====== Task inputs ======
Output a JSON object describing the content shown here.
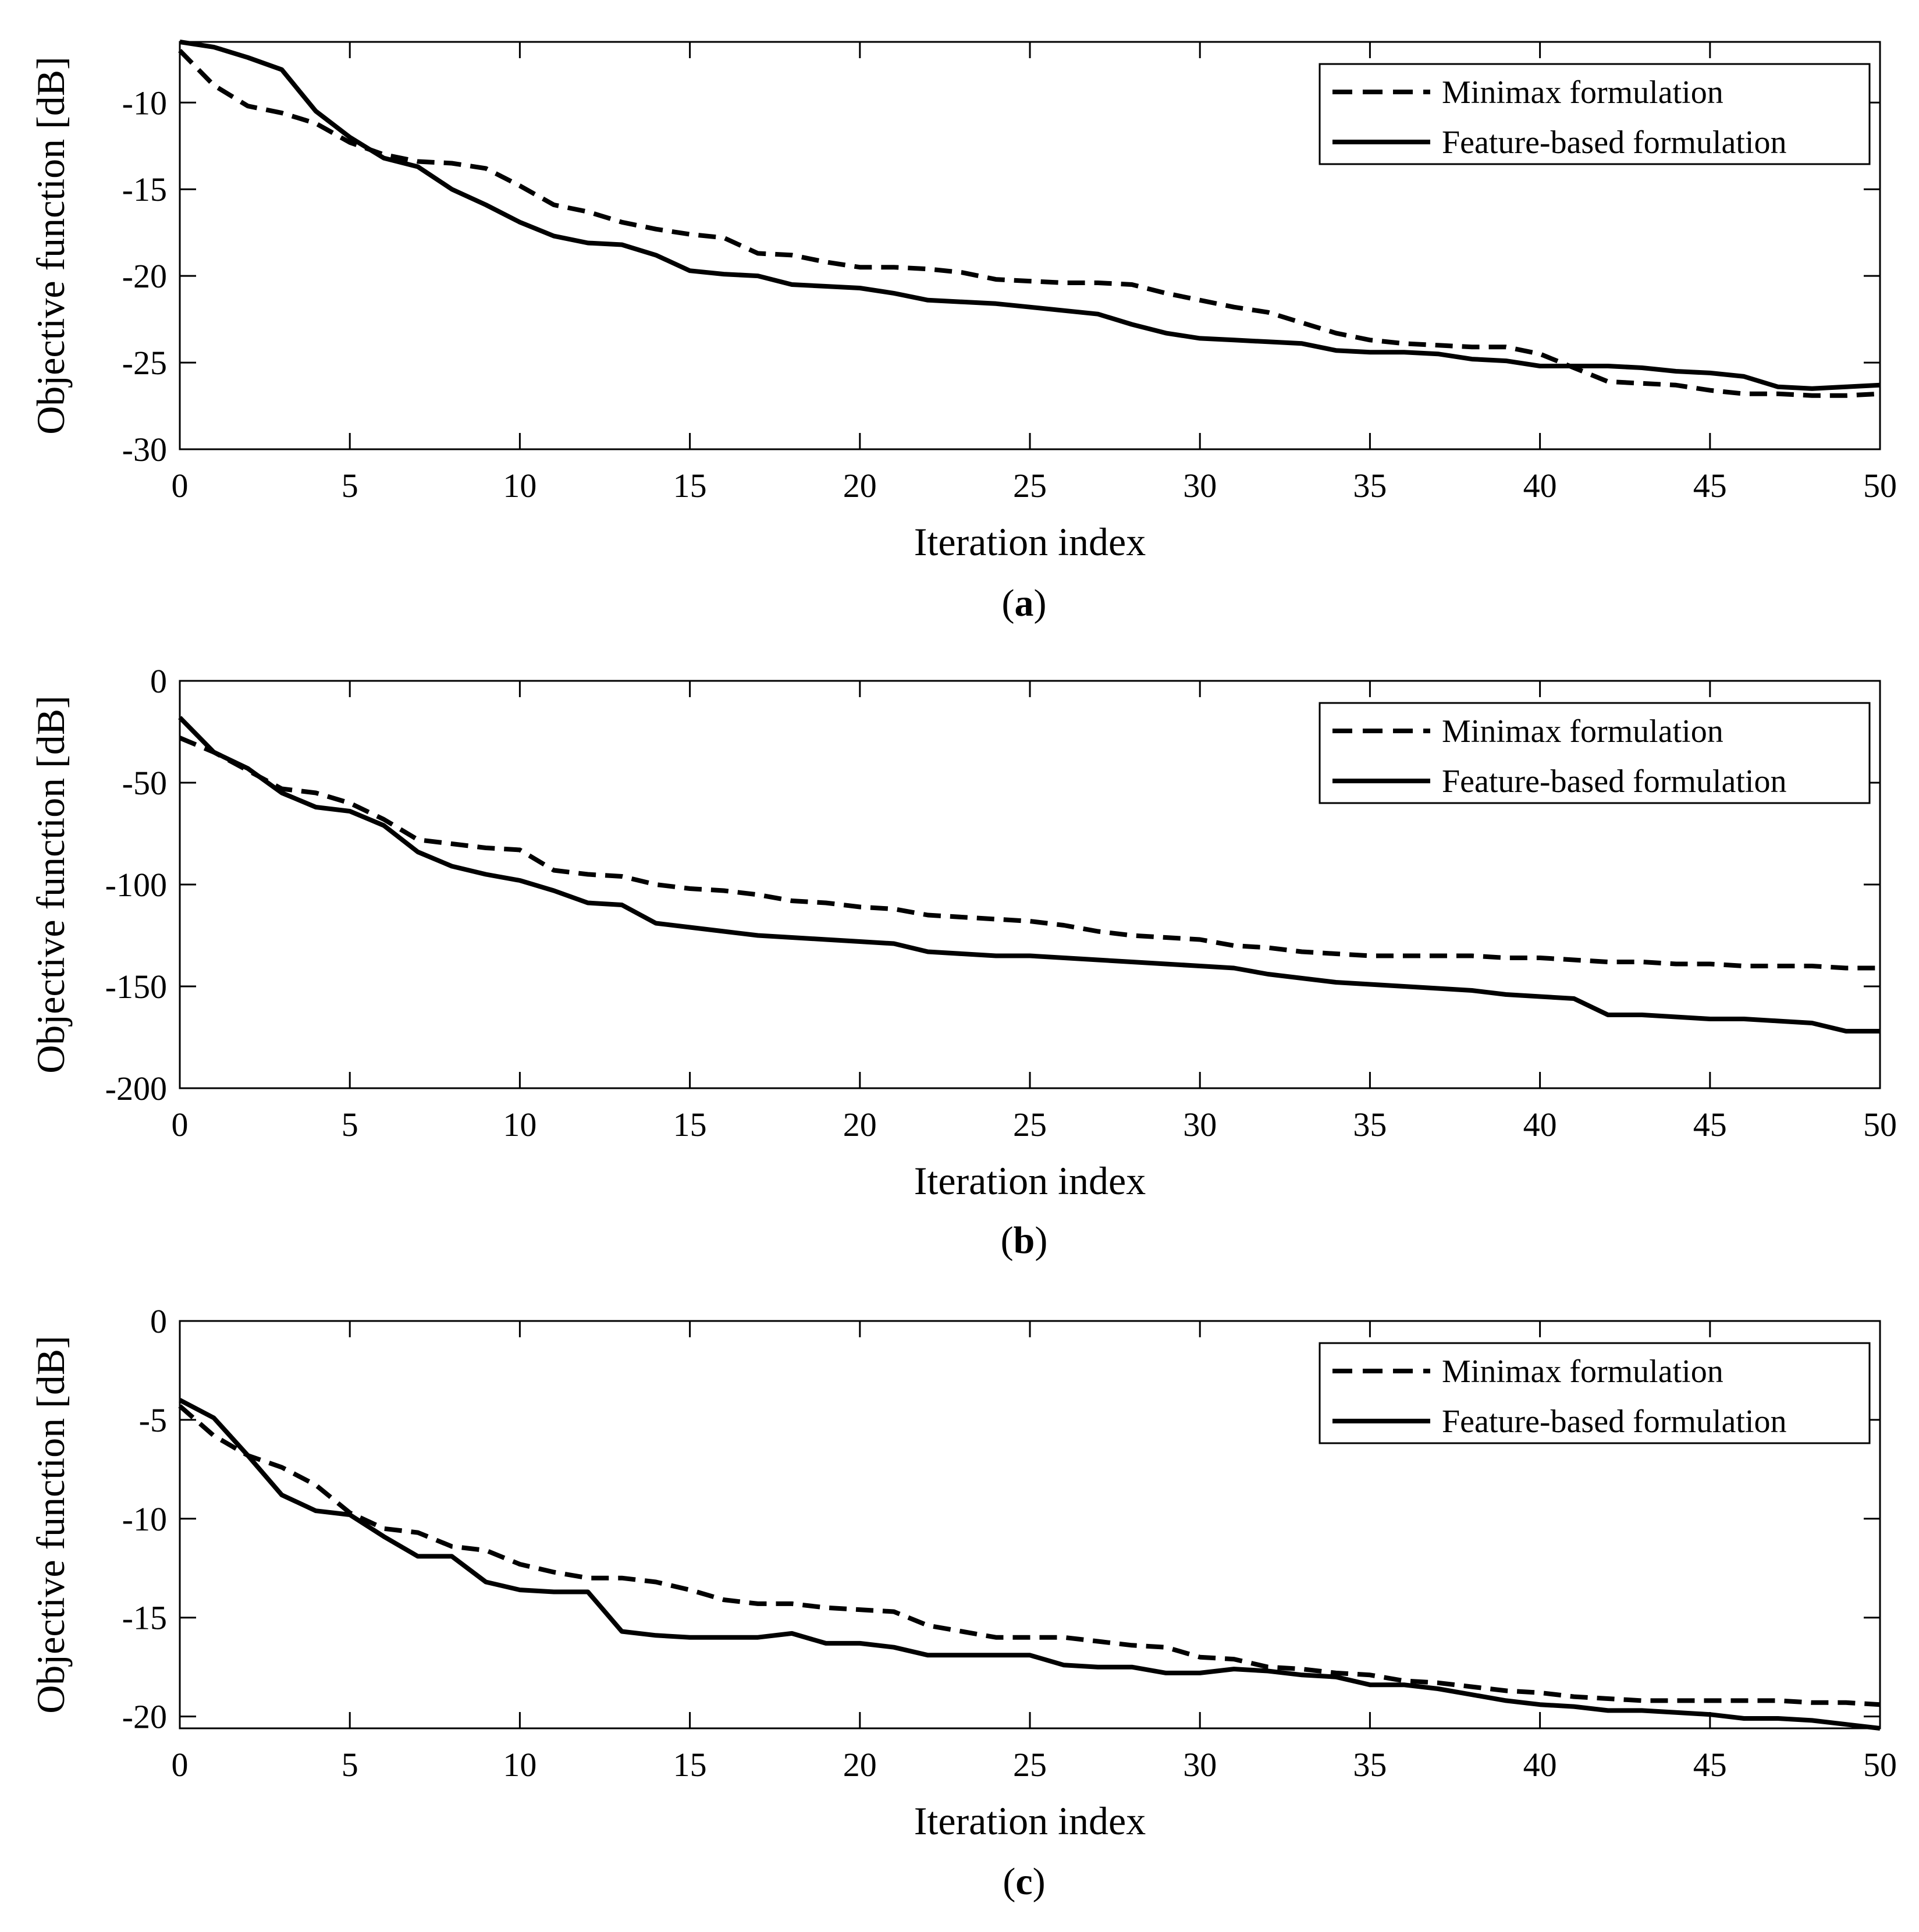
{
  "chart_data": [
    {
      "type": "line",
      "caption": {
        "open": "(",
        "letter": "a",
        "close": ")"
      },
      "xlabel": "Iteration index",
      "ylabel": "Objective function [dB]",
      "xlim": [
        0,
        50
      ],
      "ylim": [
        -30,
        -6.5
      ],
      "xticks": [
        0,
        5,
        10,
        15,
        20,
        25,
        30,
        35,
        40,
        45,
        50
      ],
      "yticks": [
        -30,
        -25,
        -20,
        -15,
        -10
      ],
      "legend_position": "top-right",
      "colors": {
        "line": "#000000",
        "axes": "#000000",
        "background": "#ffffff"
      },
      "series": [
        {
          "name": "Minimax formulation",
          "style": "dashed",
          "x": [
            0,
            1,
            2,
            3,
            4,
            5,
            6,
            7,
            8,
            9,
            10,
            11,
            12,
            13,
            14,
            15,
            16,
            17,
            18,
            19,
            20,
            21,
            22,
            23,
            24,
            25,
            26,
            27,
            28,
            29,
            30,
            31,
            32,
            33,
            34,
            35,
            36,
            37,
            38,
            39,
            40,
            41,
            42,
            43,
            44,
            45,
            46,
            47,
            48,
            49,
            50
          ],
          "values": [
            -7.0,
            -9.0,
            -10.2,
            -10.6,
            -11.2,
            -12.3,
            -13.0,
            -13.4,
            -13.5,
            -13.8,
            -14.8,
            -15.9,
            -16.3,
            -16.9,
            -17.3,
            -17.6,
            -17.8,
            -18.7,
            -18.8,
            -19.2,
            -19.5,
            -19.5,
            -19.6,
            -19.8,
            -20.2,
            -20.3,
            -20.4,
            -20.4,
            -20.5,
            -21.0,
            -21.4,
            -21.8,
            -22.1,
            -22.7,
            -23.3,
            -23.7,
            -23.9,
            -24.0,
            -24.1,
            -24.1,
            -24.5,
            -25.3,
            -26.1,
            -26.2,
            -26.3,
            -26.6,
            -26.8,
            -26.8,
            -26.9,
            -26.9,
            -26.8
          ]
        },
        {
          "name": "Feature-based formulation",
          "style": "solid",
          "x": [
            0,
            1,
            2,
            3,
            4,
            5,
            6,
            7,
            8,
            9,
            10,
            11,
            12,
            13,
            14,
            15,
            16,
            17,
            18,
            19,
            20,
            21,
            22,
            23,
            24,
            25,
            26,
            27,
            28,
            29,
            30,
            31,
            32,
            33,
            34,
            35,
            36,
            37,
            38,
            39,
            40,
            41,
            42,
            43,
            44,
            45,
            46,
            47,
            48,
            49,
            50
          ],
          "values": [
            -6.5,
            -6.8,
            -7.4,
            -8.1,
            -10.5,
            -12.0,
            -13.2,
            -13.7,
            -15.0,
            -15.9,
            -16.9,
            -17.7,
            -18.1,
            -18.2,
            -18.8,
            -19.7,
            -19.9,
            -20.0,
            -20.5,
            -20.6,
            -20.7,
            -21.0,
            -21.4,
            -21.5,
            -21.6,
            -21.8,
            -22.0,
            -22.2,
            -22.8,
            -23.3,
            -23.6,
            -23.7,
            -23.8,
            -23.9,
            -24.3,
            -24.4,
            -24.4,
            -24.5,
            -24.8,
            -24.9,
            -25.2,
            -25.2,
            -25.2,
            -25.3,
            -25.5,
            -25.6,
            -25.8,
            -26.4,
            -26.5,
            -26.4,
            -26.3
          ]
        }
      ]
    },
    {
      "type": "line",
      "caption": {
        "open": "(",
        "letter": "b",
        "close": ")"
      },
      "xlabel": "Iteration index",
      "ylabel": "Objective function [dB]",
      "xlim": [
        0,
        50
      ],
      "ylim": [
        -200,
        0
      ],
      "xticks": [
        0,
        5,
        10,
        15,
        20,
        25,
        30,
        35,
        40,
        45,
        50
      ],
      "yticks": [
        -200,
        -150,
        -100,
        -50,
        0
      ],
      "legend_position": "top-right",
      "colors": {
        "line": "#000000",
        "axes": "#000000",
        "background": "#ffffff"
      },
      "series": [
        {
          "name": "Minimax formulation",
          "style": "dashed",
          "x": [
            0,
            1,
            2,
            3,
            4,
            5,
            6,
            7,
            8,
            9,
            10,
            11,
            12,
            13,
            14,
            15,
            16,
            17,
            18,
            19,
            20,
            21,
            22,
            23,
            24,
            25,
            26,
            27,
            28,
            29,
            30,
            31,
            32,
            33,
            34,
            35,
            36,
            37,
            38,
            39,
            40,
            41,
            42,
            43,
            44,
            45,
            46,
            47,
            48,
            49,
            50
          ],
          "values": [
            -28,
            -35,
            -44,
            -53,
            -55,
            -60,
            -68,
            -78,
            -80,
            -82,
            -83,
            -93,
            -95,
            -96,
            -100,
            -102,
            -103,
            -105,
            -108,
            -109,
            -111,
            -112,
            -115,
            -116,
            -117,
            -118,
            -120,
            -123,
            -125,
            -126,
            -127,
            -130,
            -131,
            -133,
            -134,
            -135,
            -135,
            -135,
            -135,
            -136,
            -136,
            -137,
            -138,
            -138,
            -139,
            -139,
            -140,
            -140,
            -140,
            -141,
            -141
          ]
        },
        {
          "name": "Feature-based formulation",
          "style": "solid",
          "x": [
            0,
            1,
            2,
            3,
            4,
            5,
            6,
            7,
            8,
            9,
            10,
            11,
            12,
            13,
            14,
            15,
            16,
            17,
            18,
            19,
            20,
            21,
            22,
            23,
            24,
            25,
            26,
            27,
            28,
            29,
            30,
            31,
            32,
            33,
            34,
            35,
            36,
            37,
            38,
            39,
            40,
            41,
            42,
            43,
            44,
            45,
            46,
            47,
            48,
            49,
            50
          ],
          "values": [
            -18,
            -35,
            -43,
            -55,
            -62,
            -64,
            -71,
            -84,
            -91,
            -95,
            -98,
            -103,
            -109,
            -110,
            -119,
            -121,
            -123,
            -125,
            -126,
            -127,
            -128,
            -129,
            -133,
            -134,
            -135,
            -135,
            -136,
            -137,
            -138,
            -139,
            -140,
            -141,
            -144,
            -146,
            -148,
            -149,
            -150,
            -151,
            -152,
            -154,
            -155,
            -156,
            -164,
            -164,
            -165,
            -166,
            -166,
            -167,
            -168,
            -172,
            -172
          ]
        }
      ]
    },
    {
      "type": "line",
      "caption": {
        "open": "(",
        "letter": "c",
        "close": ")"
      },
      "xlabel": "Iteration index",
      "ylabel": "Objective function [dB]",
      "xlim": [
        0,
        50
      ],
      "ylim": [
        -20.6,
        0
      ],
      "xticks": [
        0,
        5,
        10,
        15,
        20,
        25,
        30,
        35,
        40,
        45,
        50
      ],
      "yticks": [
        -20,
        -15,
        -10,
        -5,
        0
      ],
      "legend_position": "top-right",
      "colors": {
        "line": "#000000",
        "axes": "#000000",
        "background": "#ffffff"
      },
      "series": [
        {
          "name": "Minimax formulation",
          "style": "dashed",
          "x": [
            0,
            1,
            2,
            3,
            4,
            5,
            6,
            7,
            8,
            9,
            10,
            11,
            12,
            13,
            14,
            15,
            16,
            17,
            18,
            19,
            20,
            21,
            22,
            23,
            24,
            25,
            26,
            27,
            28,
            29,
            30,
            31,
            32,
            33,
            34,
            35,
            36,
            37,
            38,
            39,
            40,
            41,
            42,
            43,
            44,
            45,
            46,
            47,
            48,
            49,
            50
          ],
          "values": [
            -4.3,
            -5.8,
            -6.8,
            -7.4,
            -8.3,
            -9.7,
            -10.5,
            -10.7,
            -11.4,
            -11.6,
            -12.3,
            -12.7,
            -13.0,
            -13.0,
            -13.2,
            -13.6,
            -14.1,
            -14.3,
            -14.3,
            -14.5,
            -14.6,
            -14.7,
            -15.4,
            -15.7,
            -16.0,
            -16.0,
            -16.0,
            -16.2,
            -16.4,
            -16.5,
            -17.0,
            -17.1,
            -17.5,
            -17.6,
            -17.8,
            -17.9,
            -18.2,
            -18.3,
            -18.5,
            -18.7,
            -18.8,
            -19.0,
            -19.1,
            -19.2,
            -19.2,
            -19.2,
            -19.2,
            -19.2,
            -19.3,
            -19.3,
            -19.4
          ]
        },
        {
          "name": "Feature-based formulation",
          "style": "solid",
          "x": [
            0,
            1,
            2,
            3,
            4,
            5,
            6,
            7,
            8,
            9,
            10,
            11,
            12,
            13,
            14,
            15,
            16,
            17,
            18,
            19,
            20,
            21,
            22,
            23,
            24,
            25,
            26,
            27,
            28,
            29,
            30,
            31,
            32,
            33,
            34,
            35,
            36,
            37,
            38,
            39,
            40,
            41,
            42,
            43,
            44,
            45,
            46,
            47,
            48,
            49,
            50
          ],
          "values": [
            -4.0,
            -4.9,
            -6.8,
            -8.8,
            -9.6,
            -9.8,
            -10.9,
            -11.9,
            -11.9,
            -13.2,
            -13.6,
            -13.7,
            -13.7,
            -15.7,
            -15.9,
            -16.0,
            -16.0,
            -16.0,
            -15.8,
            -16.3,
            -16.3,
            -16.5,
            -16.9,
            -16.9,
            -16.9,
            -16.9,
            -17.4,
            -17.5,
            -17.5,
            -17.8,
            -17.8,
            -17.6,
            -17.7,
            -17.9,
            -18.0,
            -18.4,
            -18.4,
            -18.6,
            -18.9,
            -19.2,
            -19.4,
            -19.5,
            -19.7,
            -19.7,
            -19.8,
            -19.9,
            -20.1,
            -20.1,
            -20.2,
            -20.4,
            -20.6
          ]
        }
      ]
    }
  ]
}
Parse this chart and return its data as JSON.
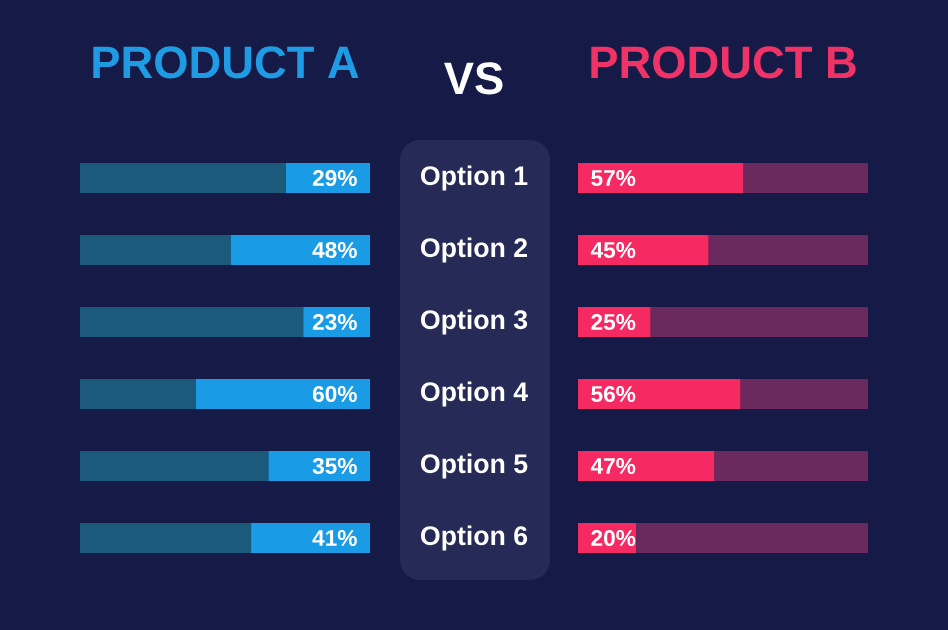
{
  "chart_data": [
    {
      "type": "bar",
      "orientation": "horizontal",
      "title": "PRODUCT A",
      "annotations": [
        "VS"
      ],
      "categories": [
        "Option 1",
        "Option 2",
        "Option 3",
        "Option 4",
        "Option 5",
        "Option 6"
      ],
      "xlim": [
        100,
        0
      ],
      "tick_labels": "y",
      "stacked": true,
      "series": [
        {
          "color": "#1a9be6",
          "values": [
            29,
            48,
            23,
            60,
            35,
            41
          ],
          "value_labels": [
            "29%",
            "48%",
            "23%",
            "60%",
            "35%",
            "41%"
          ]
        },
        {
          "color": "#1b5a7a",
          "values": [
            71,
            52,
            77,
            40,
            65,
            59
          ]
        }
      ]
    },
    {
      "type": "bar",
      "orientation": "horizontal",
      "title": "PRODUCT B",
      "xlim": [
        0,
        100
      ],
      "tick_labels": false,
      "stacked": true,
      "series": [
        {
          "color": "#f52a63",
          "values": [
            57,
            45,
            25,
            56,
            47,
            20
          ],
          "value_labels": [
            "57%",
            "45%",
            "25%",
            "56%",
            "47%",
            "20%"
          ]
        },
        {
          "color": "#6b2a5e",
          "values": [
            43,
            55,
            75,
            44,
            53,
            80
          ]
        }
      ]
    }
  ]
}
======
What you have to do:
Extract exactly the lines from the one containing "Parse this chart and return its data as JSON." through the last line of the records above, both included, and leave out the pictures.

Answer to this task:
Parse this chart and return its data as JSON.
{
  "chart_data": [
    {
      "type": "bar",
      "orientation": "horizontal",
      "title": "PRODUCT A",
      "annotations": [
        "VS"
      ],
      "categories": [
        "Option 1",
        "Option 2",
        "Option 3",
        "Option 4",
        "Option 5",
        "Option 6"
      ],
      "xlim": [
        100,
        0
      ],
      "tick_labels": "y",
      "stacked": true,
      "series": [
        {
          "color": "#1a9be6",
          "values": [
            29,
            48,
            23,
            60,
            35,
            41
          ],
          "value_labels": [
            "29%",
            "48%",
            "23%",
            "60%",
            "35%",
            "41%"
          ]
        },
        {
          "color": "#1b5a7a",
          "values": [
            71,
            52,
            77,
            40,
            65,
            59
          ]
        }
      ]
    },
    {
      "type": "bar",
      "orientation": "horizontal",
      "title": "PRODUCT B",
      "xlim": [
        0,
        100
      ],
      "tick_labels": false,
      "stacked": true,
      "series": [
        {
          "color": "#f52a63",
          "values": [
            57,
            45,
            25,
            56,
            47,
            20
          ],
          "value_labels": [
            "57%",
            "45%",
            "25%",
            "56%",
            "47%",
            "20%"
          ]
        },
        {
          "color": "#6b2a5e",
          "values": [
            43,
            55,
            75,
            44,
            53,
            80
          ]
        }
      ]
    }
  ]
}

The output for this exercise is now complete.